Written problem >> Output the full listing below exactly, without the pictures.

::: Available data

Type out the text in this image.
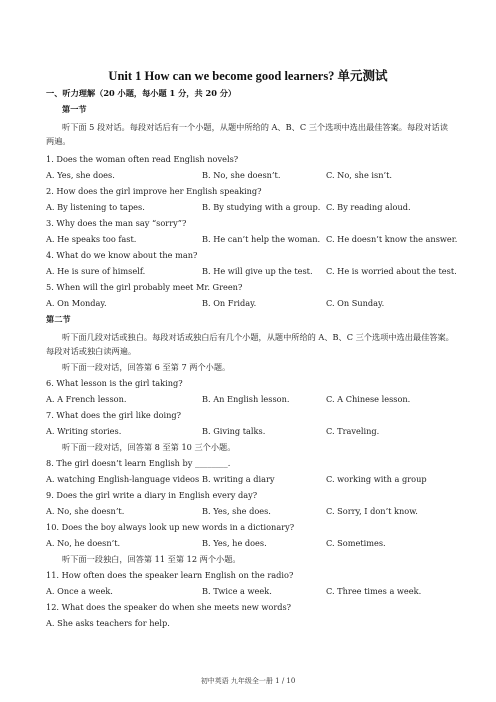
Unit 1 How can we become good learners? 单元测试
一、听力理解（20 小题，每小题 1 分，共 20 分）
第一节
听下面 5 段对话。每段对话后有一个小题，从题中所给的 A、B、C 三个选项中选出最佳答案。每段对话读两遍。
1. Does the woman often read English novels?
A. Yes, she does.	B. No, she doesn’t.	C. No, she isn’t.
2. How does the girl improve her English speaking?
A. By listening to tapes.	B. By studying with a group. C. By reading aloud.
3. Why does the man say “sorry”?
A. He speaks too fast.	B. He can’t help the woman. C. He doesn’t know the answer.
4. What do we know about the man?
A. He is sure of himself.	B. He will give up the test. C. He is worried about the test.
5. When will the girl probably meet Mr. Green?
A. On Monday.	B. On Friday.	C. On Sunday.
第二节
听下面几段对话或独白。每段对话或独白后有几个小题，从题中所给的 A、B、C 三个选项中选出最佳答案。每段对话或独白读两遍。
听下面一段对话，回答第 6 至第 7 两个小题。
6. What lesson is the girl taking?
A. A French lesson.	B. An English lesson.	C. A Chinese lesson.
7. What does the girl like doing?
A. Writing stories.	B. Giving talks.	C. Traveling.
听下面一段对话，回答第 8 至第 10 三个小题。
8. The girl doesn’t learn English by ________.
A. watching English-language videos B. writing a diary	C. working with a group
9. Does the girl write a diary in English every day?
A. No, she doesn’t.	B. Yes, she does.	C. Sorry, I don’t know.
10. Does the boy always look up new words in a dictionary?
A. No, he doesn’t.	B. Yes, he does.	C. Sometimes.
听下面一段独白，回答第 11 至第 12 两个小题。
11. How often does the speaker learn English on the radio?
A. Once a week.	B. Twice a week.	C. Three times a week.
12. What does the speaker do when she meets new words?
A. She asks teachers for help.
初中英语 九年级全一册 1 / 10
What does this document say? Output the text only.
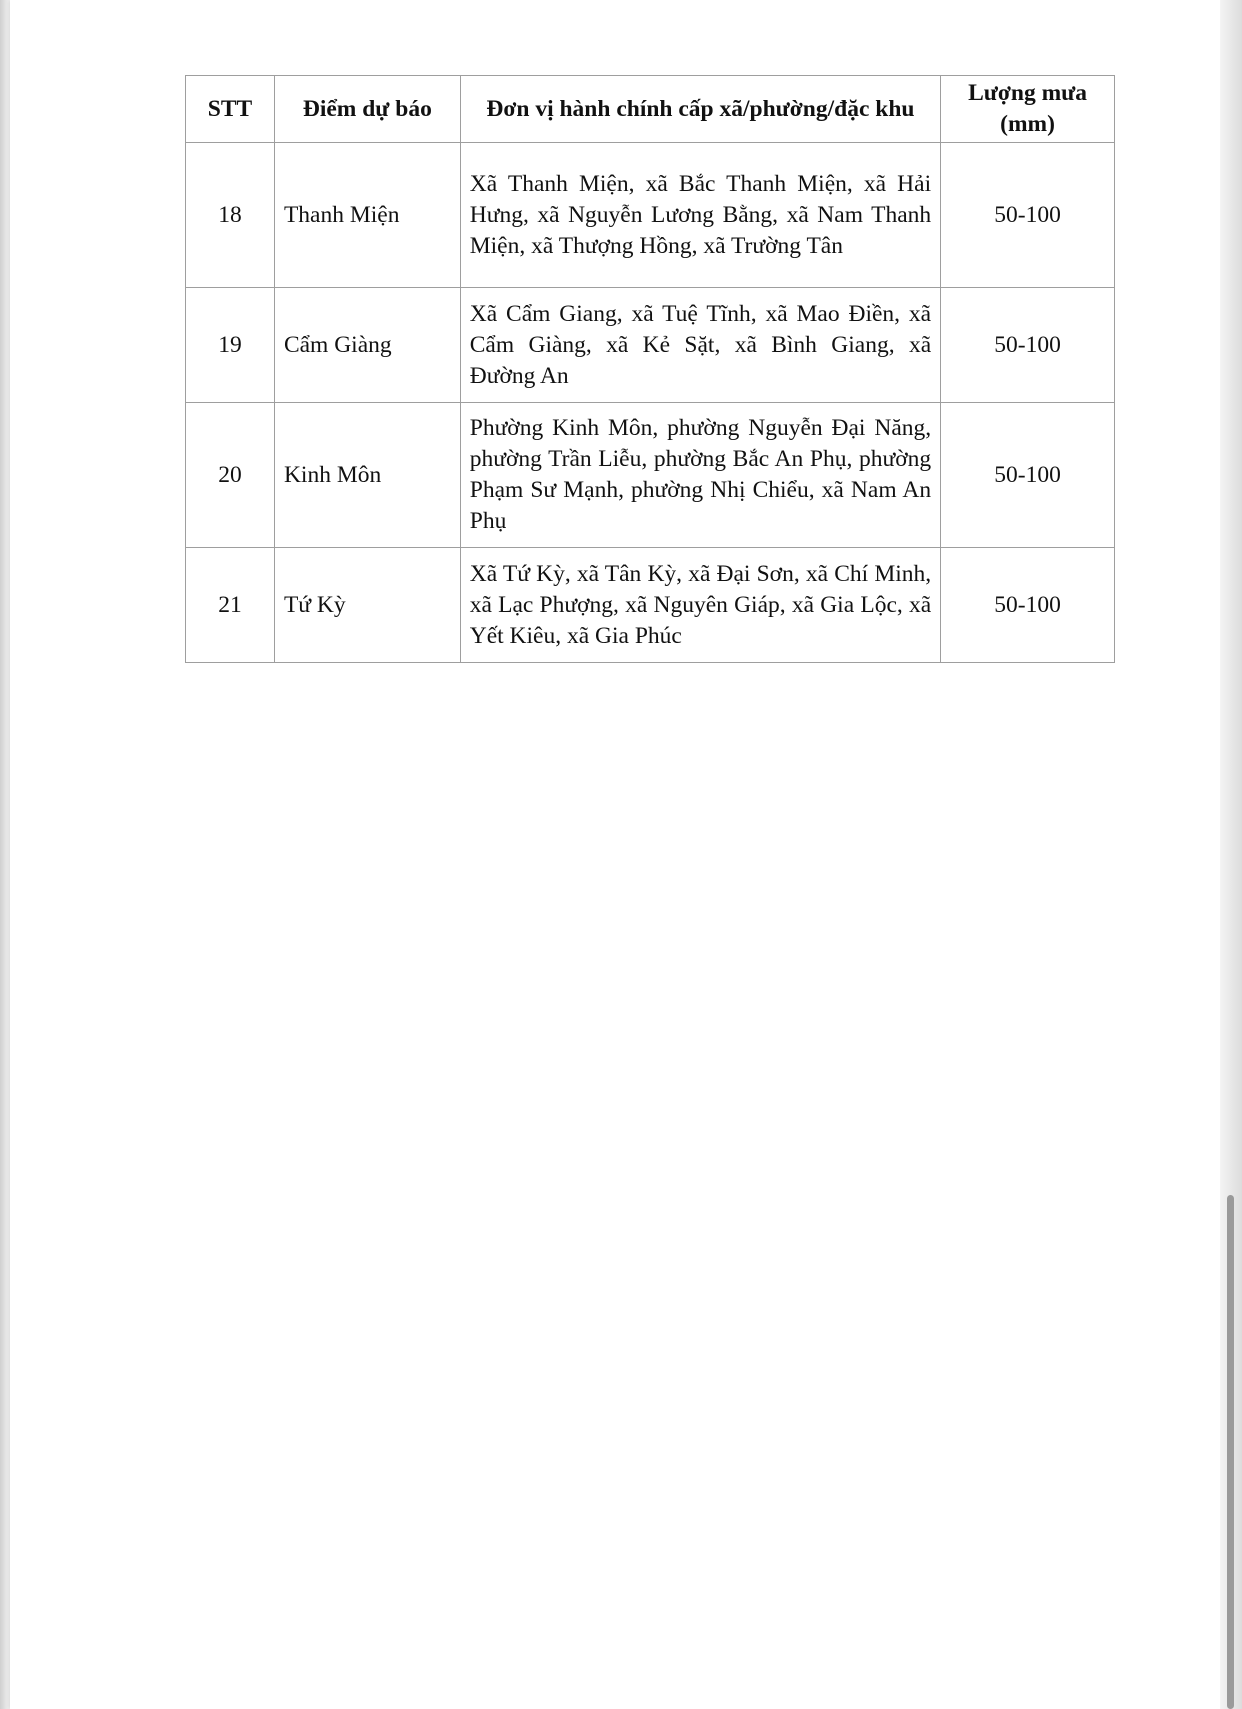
STT	Điểm dự báo	Đơn vị hành chính cấp xã/phường/đặc khu	Lượng mưa (mm)
18	Thanh Miện	Xã Thanh Miện, xã Bắc Thanh Miện, xã Hải Hưng, xã Nguyễn Lương Bằng, xã Nam Thanh Miện, xã Thượng Hồng, xã Trường Tân	50-100
19	Cẩm Giàng	Xã Cẩm Giang, xã Tuệ Tĩnh, xã Mao Điền, xã Cẩm Giàng, xã Kẻ Sặt, xã Bình Giang, xã Đường An	50-100
20	Kinh Môn	Phường Kinh Môn, phường Nguyễn Đại Năng, phường Trần Liễu, phường Bắc An Phụ, phường Phạm Sư Mạnh, phường Nhị Chiểu, xã Nam An Phụ	50-100
21	Tứ Kỳ	Xã Tứ Kỳ, xã Tân Kỳ, xã Đại Sơn, xã Chí Minh, xã Lạc Phượng, xã Nguyên Giáp, xã Gia Lộc, xã Yết Kiêu, xã Gia Phúc	50-100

::::::

Complete answer >>
Type out the text in this image.
Unit 1 How can we become good learners? 单元测试
一、听力理解（20 小题，每小题 1 分，共 20 分）
第一节
听下面 5 段对话。每段对话后有一个小题，从题中所给的 A、B、C 三个选项中选出最佳答案。每段对话读两遍。
1. Does the woman often read English novels?
A. Yes, she does.	B. No, she doesn’t.	C. No, she isn’t.
2. How does the girl improve her English speaking?
A. By listening to tapes.	B. By studying with a group. C. By reading aloud.
3. Why does the man say “sorry”?
A. He speaks too fast.	B. He can’t help the woman. C. He doesn’t know the answer.
4. What do we know about the man?
A. He is sure of himself.	B. He will give up the test. C. He is worried about the test.
5. When will the girl probably meet Mr. Green?
A. On Monday.	B. On Friday.	C. On Sunday.
第二节
听下面几段对话或独白。每段对话或独白后有几个小题，从题中所给的 A、B、C 三个选项中选出最佳答案。每段对话或独白读两遍。
听下面一段对话，回答第 6 至第 7 两个小题。
6. What lesson is the girl taking?
A. A French lesson.	B. An English lesson.	C. A Chinese lesson.
7. What does the girl like doing?
A. Writing stories.	B. Giving talks.	C. Traveling.
听下面一段对话，回答第 8 至第 10 三个小题。
8. The girl doesn’t learn English by ________.
A. watching English-language videos B. writing a diary	C. working with a group
9. Does the girl write a diary in English every day?
A. No, she doesn’t.	B. Yes, she does.	C. Sorry, I don’t know.
10. Does the boy always look up new words in a dictionary?
A. No, he doesn’t.	B. Yes, he does.	C. Sometimes.
听下面一段独白，回答第 11 至第 12 两个小题。
11. How often does the speaker learn English on the radio?
A. Once a week.	B. Twice a week.	C. Three times a week.
12. What does the speaker do when she meets new words?
A. She asks teachers for help.
初中英语 九年级全一册 1 / 10
What does this document say? Output the text only.
STT	Điểm dự báo	Đơn vị hành chính cấp xã/phường/đặc khu	Lượng mưa (mm)
18	Thanh Miện	Xã Thanh Miện, xã Bắc Thanh Miện, xã Hải Hưng, xã Nguyễn Lương Bằng, xã Nam Thanh Miện, xã Thượng Hồng, xã Trường Tân	50-100
19	Cẩm Giàng	Xã Cẩm Giang, xã Tuệ Tĩnh, xã Mao Điền, xã Cẩm Giàng, xã Kẻ Sặt, xã Bình Giang, xã Đường An	50-100
20	Kinh Môn	Phường Kinh Môn, phường Nguyễn Đại Năng, phường Trần Liễu, phường Bắc An Phụ, phường Phạm Sư Mạnh, phường Nhị Chiểu, xã Nam An Phụ	50-100
21	Tứ Kỳ	Xã Tứ Kỳ, xã Tân Kỳ, xã Đại Sơn, xã Chí Minh, xã Lạc Phượng, xã Nguyên Giáp, xã Gia Lộc, xã Yết Kiêu, xã Gia Phúc	50-100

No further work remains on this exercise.